--- WHAT TO DO ---
Below are the records. List every line holding the word "days".

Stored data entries
== == ==
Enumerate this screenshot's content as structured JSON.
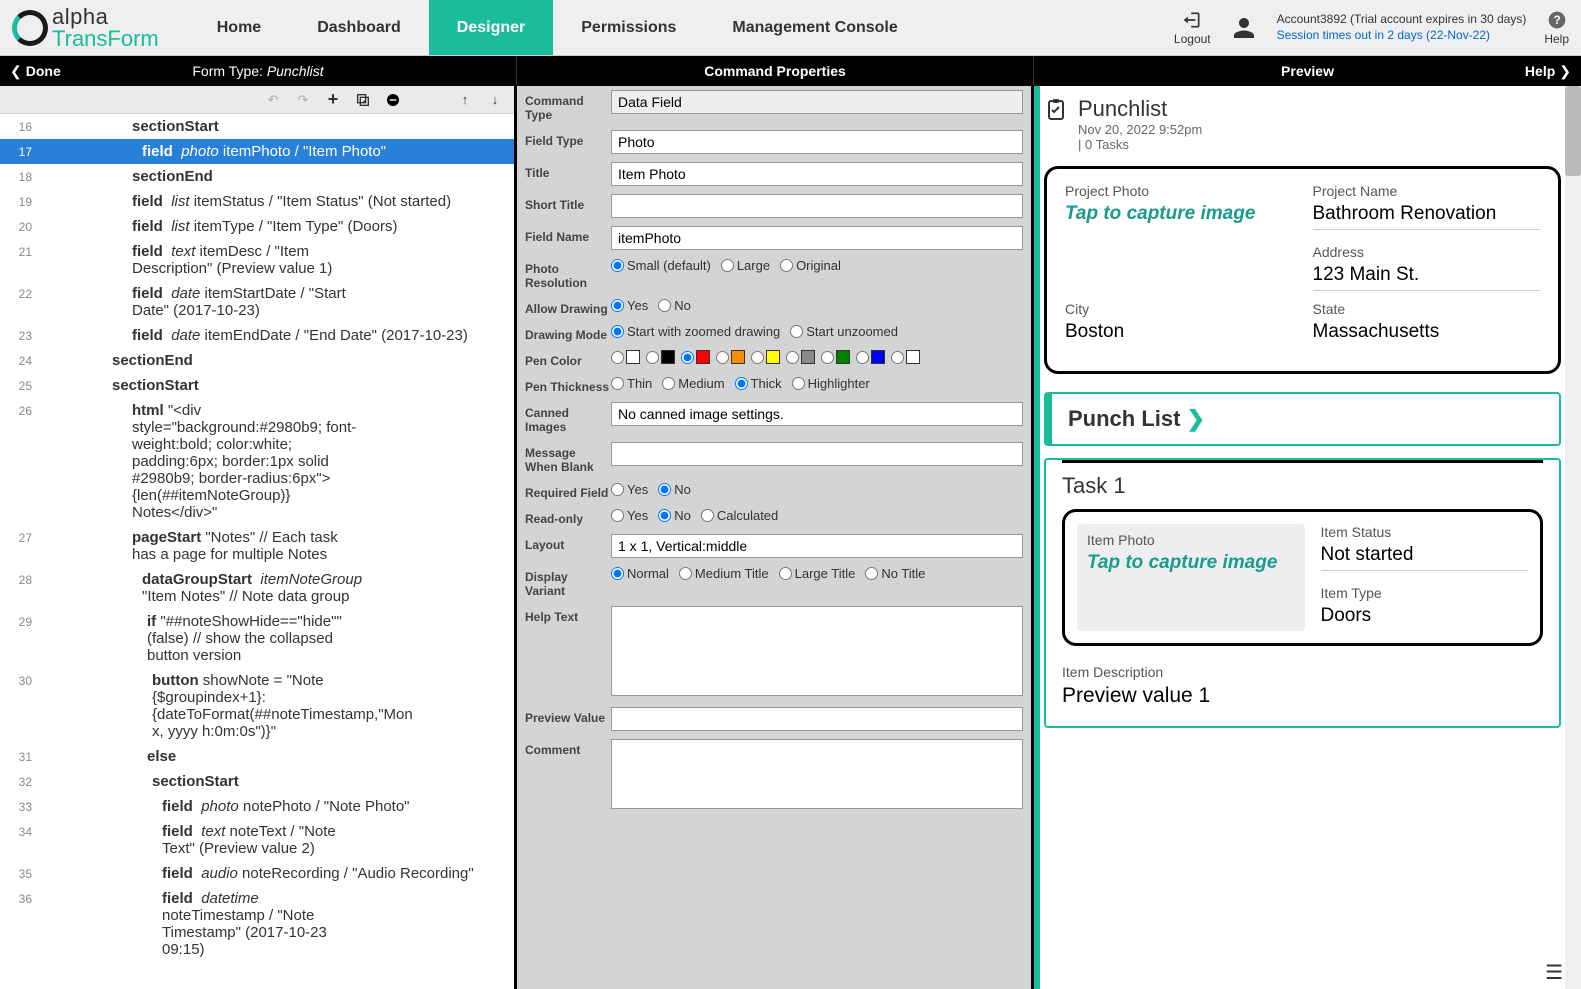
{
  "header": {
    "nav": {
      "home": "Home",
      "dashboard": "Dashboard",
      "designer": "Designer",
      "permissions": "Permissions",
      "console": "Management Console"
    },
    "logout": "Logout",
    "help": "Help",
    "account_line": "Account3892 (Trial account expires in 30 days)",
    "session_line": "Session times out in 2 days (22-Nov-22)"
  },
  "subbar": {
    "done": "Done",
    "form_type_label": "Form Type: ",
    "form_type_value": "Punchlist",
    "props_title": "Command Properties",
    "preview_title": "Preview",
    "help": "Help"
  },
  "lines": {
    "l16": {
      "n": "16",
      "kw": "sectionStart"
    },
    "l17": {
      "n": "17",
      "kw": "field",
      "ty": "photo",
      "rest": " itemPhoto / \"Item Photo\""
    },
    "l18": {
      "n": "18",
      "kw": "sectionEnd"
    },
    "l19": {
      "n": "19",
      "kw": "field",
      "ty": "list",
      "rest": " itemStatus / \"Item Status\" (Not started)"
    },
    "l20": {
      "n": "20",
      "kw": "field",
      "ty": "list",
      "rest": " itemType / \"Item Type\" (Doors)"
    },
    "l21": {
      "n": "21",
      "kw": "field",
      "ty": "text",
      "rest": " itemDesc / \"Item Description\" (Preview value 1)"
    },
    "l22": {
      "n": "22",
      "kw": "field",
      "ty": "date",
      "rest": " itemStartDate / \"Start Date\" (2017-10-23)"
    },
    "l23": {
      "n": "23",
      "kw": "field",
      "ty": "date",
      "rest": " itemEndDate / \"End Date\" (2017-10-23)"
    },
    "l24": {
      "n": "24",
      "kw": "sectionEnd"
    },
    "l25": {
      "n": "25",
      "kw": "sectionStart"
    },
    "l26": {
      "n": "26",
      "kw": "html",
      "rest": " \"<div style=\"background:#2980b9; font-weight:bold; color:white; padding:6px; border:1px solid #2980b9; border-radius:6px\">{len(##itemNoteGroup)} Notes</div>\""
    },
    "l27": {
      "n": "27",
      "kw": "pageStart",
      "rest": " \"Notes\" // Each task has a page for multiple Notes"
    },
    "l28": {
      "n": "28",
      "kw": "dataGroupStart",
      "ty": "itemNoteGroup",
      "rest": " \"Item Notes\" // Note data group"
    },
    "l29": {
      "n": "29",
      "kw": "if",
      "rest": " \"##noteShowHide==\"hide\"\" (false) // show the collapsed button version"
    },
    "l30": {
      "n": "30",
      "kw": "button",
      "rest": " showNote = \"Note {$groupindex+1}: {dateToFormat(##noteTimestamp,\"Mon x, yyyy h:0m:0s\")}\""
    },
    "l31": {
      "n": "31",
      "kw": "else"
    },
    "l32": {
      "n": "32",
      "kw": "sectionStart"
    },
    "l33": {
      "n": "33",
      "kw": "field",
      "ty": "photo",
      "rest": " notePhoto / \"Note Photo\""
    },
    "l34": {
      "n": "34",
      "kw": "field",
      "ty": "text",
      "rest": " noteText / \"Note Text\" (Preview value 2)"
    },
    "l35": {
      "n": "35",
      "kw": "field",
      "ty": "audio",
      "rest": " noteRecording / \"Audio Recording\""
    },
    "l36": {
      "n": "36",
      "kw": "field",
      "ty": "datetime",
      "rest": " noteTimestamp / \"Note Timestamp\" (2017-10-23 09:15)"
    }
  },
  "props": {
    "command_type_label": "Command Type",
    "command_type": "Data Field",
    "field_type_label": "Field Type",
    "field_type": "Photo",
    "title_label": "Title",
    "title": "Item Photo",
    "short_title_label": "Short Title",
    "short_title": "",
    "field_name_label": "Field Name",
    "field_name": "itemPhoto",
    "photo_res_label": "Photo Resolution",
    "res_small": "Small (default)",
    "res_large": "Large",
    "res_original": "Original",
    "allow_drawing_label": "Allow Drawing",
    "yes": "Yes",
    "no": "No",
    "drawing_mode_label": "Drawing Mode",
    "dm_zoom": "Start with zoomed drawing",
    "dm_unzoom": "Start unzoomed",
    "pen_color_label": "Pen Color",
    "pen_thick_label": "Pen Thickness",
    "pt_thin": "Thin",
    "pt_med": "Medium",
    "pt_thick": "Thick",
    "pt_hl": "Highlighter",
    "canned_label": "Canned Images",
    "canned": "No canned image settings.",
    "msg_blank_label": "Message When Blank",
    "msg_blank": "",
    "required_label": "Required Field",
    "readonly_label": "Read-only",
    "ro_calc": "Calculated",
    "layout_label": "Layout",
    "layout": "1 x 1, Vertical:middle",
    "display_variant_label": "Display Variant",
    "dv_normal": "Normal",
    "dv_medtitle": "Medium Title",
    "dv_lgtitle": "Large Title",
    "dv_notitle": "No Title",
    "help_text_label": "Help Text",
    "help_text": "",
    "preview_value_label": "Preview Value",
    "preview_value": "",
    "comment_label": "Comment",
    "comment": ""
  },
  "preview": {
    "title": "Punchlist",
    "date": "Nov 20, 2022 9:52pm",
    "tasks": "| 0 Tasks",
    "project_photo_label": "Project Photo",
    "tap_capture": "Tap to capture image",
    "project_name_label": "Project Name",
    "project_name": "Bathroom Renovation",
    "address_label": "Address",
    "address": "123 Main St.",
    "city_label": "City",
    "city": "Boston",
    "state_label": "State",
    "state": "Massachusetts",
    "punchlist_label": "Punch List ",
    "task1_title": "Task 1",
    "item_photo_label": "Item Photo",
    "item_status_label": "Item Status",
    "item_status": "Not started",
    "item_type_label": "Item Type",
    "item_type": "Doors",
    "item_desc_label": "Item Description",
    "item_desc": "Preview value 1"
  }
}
== == ==
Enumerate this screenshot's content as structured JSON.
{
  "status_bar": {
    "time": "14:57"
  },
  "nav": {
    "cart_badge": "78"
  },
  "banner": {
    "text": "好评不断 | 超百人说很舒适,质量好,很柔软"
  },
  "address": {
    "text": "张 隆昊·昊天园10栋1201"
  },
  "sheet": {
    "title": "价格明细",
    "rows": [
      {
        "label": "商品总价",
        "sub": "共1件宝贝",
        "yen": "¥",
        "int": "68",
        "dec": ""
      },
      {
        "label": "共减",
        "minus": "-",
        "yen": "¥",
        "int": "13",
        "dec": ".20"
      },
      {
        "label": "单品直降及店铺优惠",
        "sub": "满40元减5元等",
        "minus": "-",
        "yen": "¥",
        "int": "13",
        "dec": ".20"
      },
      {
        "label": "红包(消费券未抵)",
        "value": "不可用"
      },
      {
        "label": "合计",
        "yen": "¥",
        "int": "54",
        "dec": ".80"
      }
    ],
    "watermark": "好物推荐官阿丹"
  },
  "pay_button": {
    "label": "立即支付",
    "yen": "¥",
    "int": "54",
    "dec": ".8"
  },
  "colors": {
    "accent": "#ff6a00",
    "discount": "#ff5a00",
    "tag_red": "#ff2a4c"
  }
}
== == ==
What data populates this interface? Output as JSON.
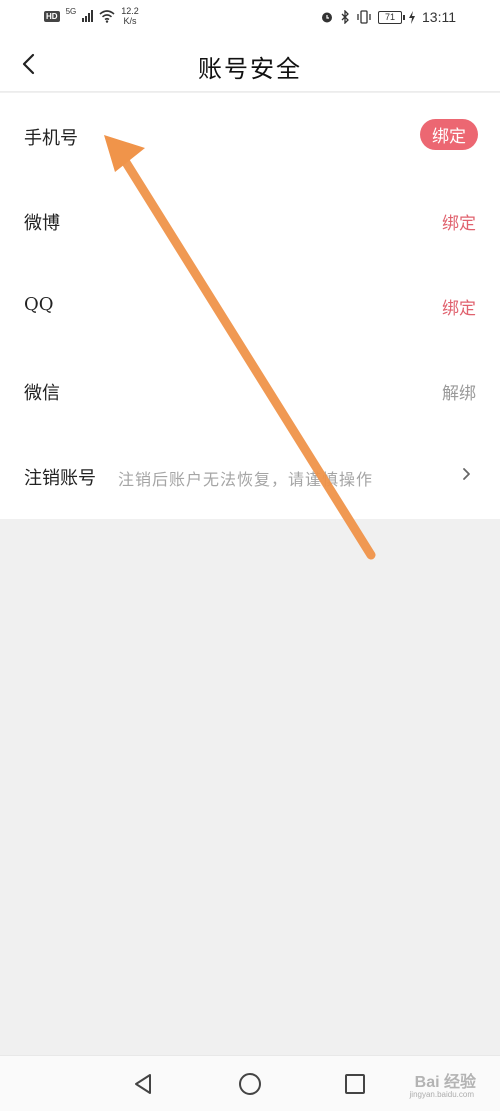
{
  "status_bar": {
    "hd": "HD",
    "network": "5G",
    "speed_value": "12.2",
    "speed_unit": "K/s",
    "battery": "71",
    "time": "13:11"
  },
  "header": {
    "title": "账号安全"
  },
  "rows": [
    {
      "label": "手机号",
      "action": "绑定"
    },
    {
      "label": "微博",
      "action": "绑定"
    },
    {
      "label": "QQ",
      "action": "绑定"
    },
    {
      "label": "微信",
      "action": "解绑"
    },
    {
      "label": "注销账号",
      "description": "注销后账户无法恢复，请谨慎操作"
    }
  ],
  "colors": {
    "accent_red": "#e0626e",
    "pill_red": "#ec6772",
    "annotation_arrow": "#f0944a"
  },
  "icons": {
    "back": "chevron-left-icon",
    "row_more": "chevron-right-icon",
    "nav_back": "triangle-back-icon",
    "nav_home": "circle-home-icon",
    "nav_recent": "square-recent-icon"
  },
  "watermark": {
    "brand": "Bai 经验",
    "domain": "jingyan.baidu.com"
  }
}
== == ==
--- OUTPUT OF THE EXERCISE ---
    "account_line": "Account3892 (Trial account expires in 30 days)",
    "session_line": "Session times out in 2 days (22-Nov-22)"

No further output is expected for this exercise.